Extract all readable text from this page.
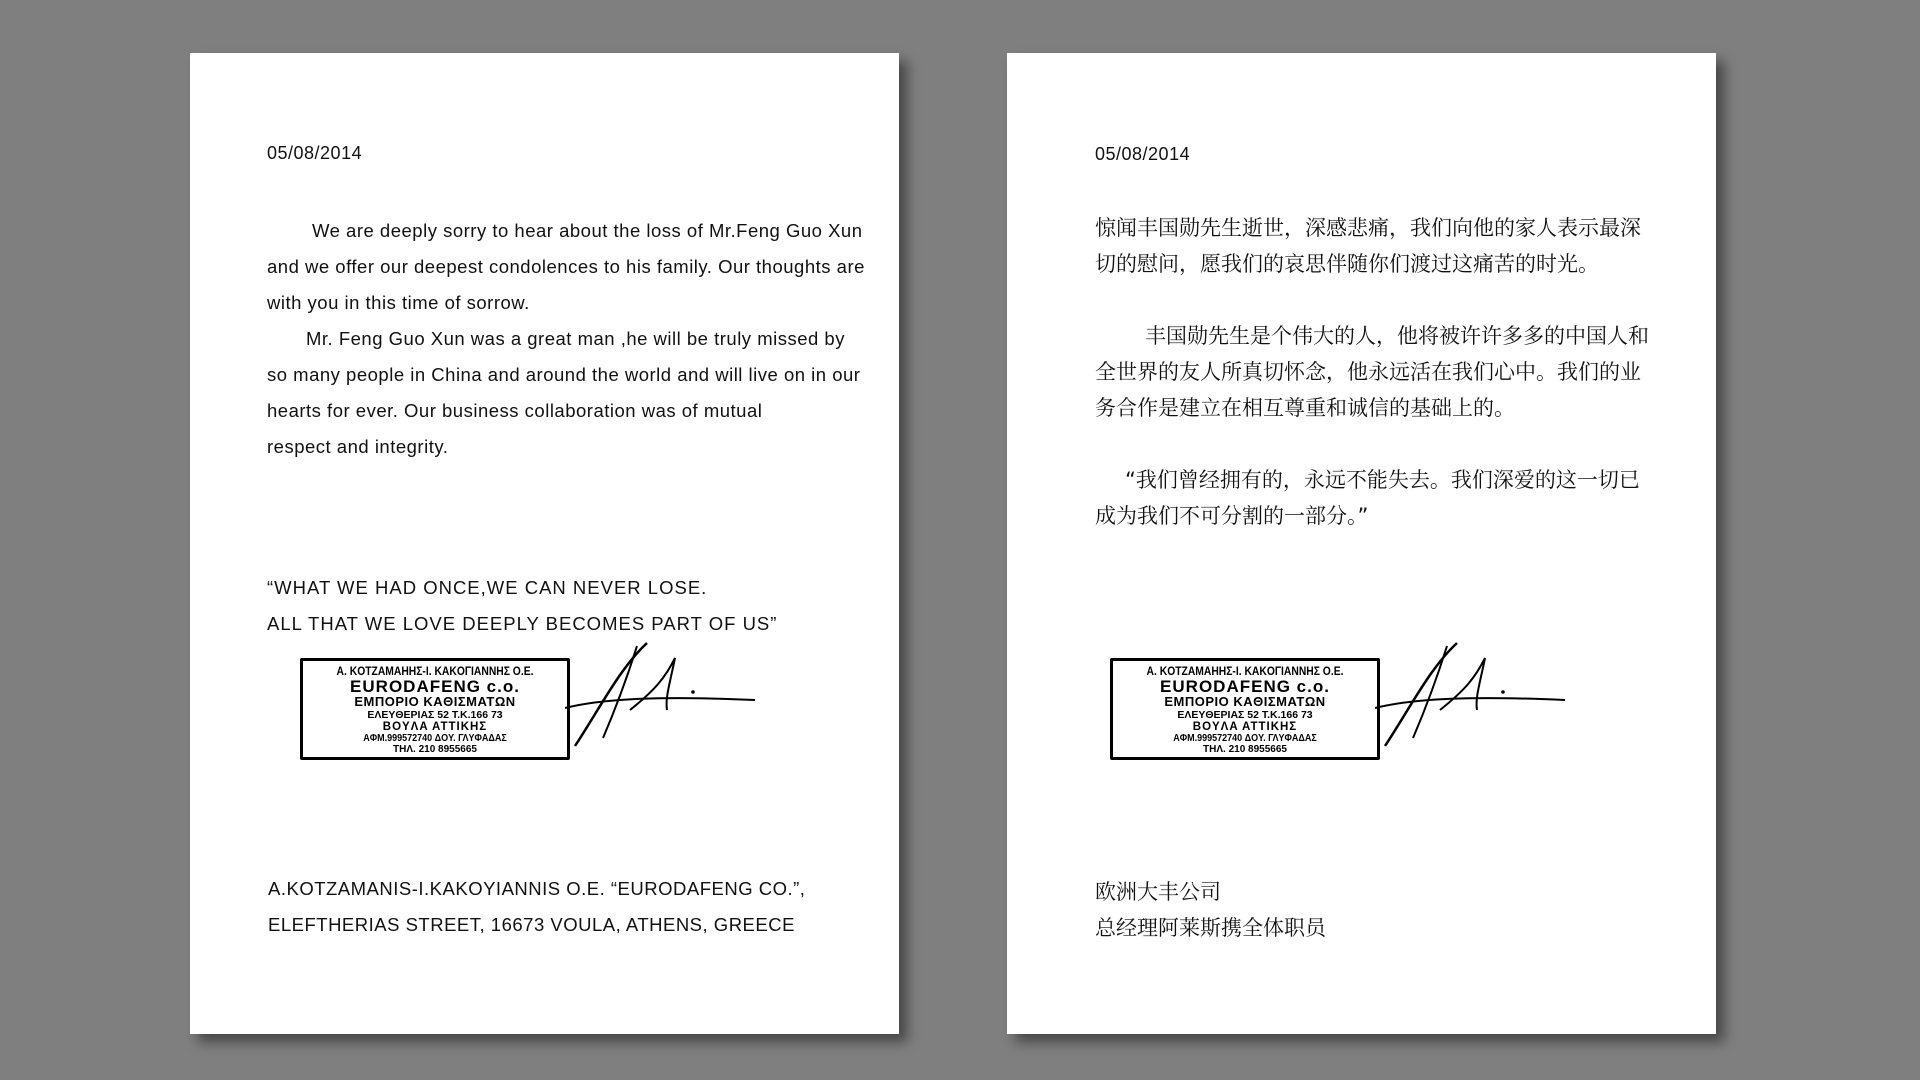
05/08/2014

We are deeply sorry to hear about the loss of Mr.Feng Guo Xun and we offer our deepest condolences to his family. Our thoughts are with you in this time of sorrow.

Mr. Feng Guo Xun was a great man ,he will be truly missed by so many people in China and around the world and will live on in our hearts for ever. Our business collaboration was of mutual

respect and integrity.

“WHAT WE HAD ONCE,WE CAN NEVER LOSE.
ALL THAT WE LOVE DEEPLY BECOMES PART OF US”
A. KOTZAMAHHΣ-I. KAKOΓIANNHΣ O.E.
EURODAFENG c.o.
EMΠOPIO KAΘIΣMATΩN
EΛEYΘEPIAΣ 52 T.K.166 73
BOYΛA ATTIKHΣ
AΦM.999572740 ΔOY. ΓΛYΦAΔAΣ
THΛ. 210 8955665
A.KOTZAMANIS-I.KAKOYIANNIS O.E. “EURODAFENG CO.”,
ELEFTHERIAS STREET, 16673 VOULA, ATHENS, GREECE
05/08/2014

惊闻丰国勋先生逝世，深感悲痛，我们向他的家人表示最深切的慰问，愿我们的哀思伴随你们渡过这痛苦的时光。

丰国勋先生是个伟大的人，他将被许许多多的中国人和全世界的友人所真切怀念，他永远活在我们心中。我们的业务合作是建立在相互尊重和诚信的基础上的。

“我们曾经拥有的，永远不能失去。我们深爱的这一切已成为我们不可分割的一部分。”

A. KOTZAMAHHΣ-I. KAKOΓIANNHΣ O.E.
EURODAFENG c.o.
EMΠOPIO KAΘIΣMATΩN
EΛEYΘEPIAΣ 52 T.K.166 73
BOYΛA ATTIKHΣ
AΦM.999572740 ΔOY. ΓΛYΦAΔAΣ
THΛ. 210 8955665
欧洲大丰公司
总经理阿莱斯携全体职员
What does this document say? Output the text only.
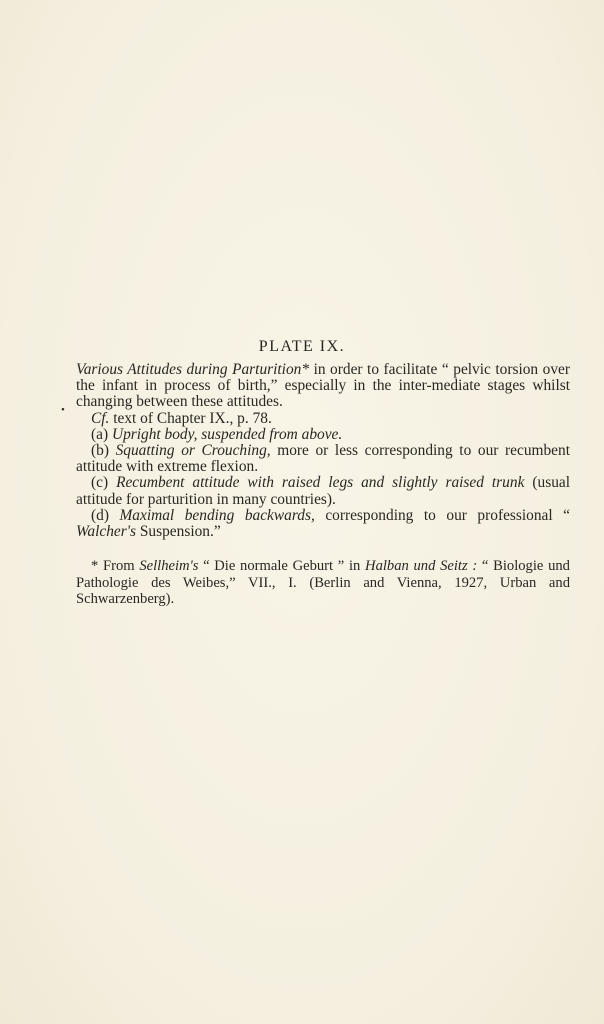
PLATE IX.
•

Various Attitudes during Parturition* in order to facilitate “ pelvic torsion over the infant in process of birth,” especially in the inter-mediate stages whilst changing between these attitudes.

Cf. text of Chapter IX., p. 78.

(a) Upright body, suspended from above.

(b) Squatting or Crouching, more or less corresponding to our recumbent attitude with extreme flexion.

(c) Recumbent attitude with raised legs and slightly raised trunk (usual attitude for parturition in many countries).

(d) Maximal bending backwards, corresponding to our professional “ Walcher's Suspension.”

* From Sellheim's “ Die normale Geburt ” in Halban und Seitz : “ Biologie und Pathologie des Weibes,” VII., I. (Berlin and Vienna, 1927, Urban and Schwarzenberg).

▸ Exercise prompt
Restate each entry word for word, leaving out any pictures.

▸ Result
Extract all readable text from this page.
05/08/2014

We are deeply sorry to hear about the loss of Mr.Feng Guo Xun and we offer our deepest condolences to his family. Our thoughts are with you in this time of sorrow.

Mr. Feng Guo Xun was a great man ,he will be truly missed by so many people in China and around the world and will live on in our hearts for ever. Our business collaboration was of mutual

respect and integrity.

“WHAT WE HAD ONCE,WE CAN NEVER LOSE.
ALL THAT WE LOVE DEEPLY BECOMES PART OF US”
A. KOTZAMAHHΣ-I. KAKOΓIANNHΣ O.E.
EURODAFENG c.o.
EMΠOPIO KAΘIΣMATΩN
EΛEYΘEPIAΣ 52 T.K.166 73
BOYΛA ATTIKHΣ
AΦM.999572740 ΔOY. ΓΛYΦAΔAΣ
THΛ. 210 8955665
A.KOTZAMANIS-I.KAKOYIANNIS O.E. “EURODAFENG CO.”,
ELEFTHERIAS STREET, 16673 VOULA, ATHENS, GREECE
05/08/2014

惊闻丰国勋先生逝世，深感悲痛，我们向他的家人表示最深切的慰问，愿我们的哀思伴随你们渡过这痛苦的时光。

丰国勋先生是个伟大的人，他将被许许多多的中国人和全世界的友人所真切怀念，他永远活在我们心中。我们的业务合作是建立在相互尊重和诚信的基础上的。

“我们曾经拥有的，永远不能失去。我们深爱的这一切已成为我们不可分割的一部分。”

A. KOTZAMAHHΣ-I. KAKOΓIANNHΣ O.E.
EURODAFENG c.o.
EMΠOPIO KAΘIΣMATΩN
EΛEYΘEPIAΣ 52 T.K.166 73
BOYΛA ATTIKHΣ
AΦM.999572740 ΔOY. ΓΛYΦAΔAΣ
THΛ. 210 8955665
欧洲大丰公司
总经理阿莱斯携全体职员
What does this document say? Output the text only.
PLATE IX.
•

Various Attitudes during Parturition* in order to facilitate “ pelvic torsion over the infant in process of birth,” especially in the inter-mediate stages whilst changing between these attitudes.

Cf. text of Chapter IX., p. 78.

(a) Upright body, suspended from above.

(b) Squatting or Crouching, more or less corresponding to our recumbent attitude with extreme flexion.

(c) Recumbent attitude with raised legs and slightly raised trunk (usual attitude for parturition in many countries).

(d) Maximal bending backwards, corresponding to our professional “ Walcher's Suspension.”

* From Sellheim's “ Die normale Geburt ” in Halban und Seitz : “ Biologie und Pathologie des Weibes,” VII., I. (Berlin and Vienna, 1927, Urban and Schwarzenberg).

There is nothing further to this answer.